- _Task objective_:
Copy the data that follows exactly. Include no pictures.

- _Material to process_:
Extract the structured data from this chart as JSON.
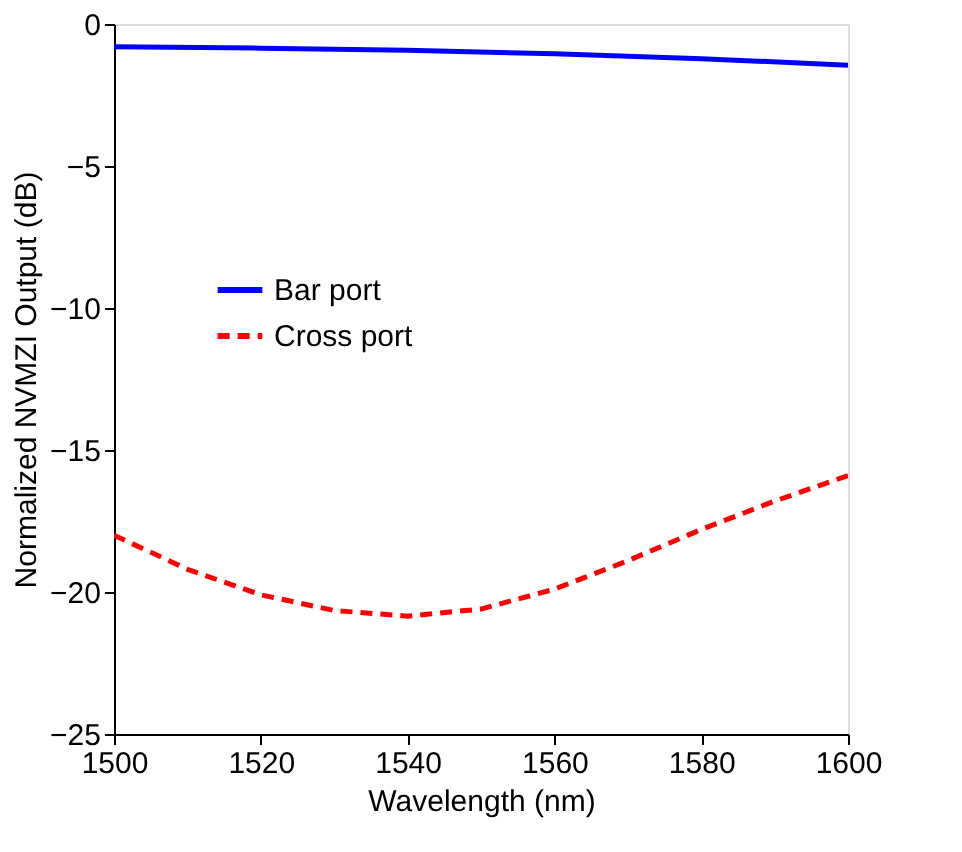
{
  "chart_data": {
    "type": "line",
    "xlabel": "Wavelength (nm)",
    "ylabel": "Normalized NVMZI Output (dB)",
    "xlim": [
      1500,
      1600
    ],
    "xticks": [
      1500,
      1520,
      1540,
      1560,
      1580,
      1600
    ],
    "ylim": [
      -25,
      0
    ],
    "yticks": [
      -25,
      -20,
      -15,
      -10,
      -5,
      0
    ],
    "grid": false,
    "legend": "left",
    "marker": "none",
    "series": [
      {
        "name": "Bar port",
        "color": "#0000ff",
        "line_style": "solid",
        "x": [
          1500,
          1520,
          1540,
          1560,
          1580,
          1600
        ],
        "values": [
          -0.8,
          -0.85,
          -0.92,
          -1.05,
          -1.22,
          -1.45
        ]
      },
      {
        "name": "Cross port",
        "color": "#ff0000",
        "line_style": "dashed",
        "x": [
          1500,
          1510,
          1520,
          1530,
          1540,
          1550,
          1560,
          1570,
          1580,
          1590,
          1600
        ],
        "values": [
          -18.0,
          -19.2,
          -20.1,
          -20.65,
          -20.85,
          -20.6,
          -19.9,
          -18.9,
          -17.8,
          -16.8,
          -15.9
        ]
      }
    ]
  }
}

- _Result of this exercise_:
Extract the structured data from this chart as JSON.
{
  "chart_data": {
    "type": "line",
    "xlabel": "Wavelength (nm)",
    "ylabel": "Normalized NVMZI Output (dB)",
    "xlim": [
      1500,
      1600
    ],
    "xticks": [
      1500,
      1520,
      1540,
      1560,
      1580,
      1600
    ],
    "ylim": [
      -25,
      0
    ],
    "yticks": [
      -25,
      -20,
      -15,
      -10,
      -5,
      0
    ],
    "grid": false,
    "legend": "left",
    "marker": "none",
    "series": [
      {
        "name": "Bar port",
        "color": "#0000ff",
        "line_style": "solid",
        "x": [
          1500,
          1520,
          1540,
          1560,
          1580,
          1600
        ],
        "values": [
          -0.8,
          -0.85,
          -0.92,
          -1.05,
          -1.22,
          -1.45
        ]
      },
      {
        "name": "Cross port",
        "color": "#ff0000",
        "line_style": "dashed",
        "x": [
          1500,
          1510,
          1520,
          1530,
          1540,
          1550,
          1560,
          1570,
          1580,
          1590,
          1600
        ],
        "values": [
          -18.0,
          -19.2,
          -20.1,
          -20.65,
          -20.85,
          -20.6,
          -19.9,
          -18.9,
          -17.8,
          -16.8,
          -15.9
        ]
      }
    ]
  }
}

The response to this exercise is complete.